# POCO vs. NEC



## BBQ (Nov 16, 2010)

InPhase277 said:


> He told me that they (the POCO) allow that kind of service to be fed with 4/0 copper. Of course, that would save me a bundle on the other three services, but the NEC says I have to use 400 kcmil minimum. So what would you guys do, use the POCO spec, or the NEC?


If the conductors are on the customer side of the service point you must follow the NEC.

That said it sounds like these conductors supply more than one service disconnecting means if that is the case the NEC only requires the conductors to be rated as high as the calculated load not the total of the service disconnects.



> 230.90(A)Exception No. 3: Two to six circuit breakers or sets of fuses
> shall be permitted as the overcurrent device to provide the
> overload protection. The sum of the ratings of the circuit
> breakers or fuses shall be permitted to exceed the ampacity
> ...


----------



## RePhase277 (Feb 5, 2008)

The thing is there was no service calc. The reason being the customer simply wanted to upgrade the outside without upgrading the inside. In other words, the old 100 A panel was left in place and fed from a 100 A breaker in the diso outside. They wanted to capacity to put 200 A panels in in the future.

WORK INSTRUCTIONS:
1 – Print everything in the POCO vs. NEC thread from "## RePhase277 (Feb" down to "in the future.".
2 – Write what comes next in the POCO vs. NEC thread, picking up after its final sentence.
The entries placed after the POCO vs. NEC thread are not required for any of this work.

[Data entries]
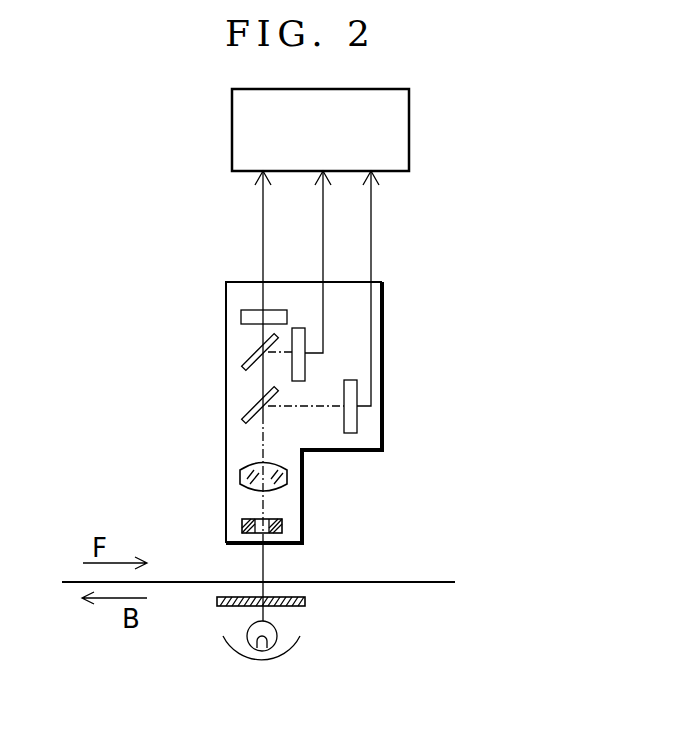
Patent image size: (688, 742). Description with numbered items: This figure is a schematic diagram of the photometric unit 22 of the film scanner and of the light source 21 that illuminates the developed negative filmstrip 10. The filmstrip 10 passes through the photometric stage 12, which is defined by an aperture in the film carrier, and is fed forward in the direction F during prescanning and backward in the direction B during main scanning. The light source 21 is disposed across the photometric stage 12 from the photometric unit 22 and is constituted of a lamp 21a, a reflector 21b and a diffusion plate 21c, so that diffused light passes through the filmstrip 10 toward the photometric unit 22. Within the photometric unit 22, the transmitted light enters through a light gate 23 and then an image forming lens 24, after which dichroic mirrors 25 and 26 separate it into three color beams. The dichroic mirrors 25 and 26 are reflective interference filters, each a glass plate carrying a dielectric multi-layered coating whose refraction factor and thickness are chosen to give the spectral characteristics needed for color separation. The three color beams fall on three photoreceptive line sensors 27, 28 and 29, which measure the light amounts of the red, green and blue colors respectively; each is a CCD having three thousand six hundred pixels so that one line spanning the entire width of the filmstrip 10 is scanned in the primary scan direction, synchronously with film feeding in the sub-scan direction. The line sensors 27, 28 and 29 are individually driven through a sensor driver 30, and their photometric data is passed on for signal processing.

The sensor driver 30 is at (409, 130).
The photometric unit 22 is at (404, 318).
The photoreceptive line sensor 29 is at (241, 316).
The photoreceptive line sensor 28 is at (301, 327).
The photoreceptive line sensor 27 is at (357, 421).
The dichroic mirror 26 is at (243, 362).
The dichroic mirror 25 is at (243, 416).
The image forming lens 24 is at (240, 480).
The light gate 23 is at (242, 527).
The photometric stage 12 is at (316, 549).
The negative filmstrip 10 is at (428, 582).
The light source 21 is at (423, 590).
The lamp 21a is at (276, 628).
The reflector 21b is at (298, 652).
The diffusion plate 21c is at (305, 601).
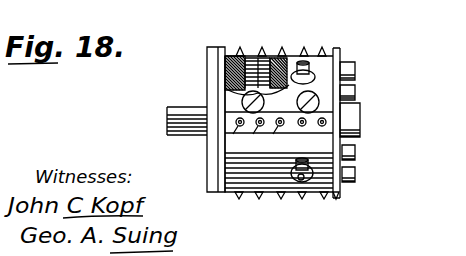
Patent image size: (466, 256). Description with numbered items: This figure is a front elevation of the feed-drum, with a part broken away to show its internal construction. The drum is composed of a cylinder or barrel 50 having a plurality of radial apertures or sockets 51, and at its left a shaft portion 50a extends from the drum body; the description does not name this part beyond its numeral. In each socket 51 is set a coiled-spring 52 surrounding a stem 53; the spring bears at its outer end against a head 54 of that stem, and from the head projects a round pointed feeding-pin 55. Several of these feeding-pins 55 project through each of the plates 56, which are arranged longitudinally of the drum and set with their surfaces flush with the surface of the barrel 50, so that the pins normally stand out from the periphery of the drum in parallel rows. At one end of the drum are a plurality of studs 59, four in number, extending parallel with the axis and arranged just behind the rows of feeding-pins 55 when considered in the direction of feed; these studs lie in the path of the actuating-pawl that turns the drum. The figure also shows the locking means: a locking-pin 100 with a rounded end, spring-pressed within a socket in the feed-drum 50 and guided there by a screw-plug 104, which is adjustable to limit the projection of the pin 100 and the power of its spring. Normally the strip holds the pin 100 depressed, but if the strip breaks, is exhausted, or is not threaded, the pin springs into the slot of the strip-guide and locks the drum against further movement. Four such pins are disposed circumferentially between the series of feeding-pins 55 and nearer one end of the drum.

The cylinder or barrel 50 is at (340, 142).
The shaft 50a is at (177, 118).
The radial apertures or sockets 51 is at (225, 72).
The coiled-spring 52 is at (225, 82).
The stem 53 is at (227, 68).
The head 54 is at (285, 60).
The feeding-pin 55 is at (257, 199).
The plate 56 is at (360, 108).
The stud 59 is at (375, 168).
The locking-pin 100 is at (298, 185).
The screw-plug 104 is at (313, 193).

RESPONSES TO THE TASKS:
1 –
## RePhase277 (Feb 5, 2008)

The thing is there was no service calc. The reason being the customer simply wanted to upgrade the outside without upgrading the inside. In other words, the old 100 A panel was left in place and fed from a 100 A breaker in the diso outside. They wanted to capacity to put 200 A panels in in the future.

2 –
I figured the safest way to go would be with 400 A service SEC's, since we can't calculate a "future load". Since I bid and won the job using 400 CU, I feel that I should just keep using it, but the POCO douche had me wondering if I should just drop to 4/0 since they allow it. What would you do?


----------



## 480sparky (Sep 20, 2007)

POCOs aren't bound by the NEC. That's how they 'get away' with feeding a 200a service with #2.


----------



## woodchuck2 (Sep 18, 2009)

Hmmm, an older post but around here when we have something like this in question i just contact a planner from the POCO to see what their opinion is and then call my inspector to see if he will accept the planners opinion. Most of the time the inspector will follow what the POCO recommends.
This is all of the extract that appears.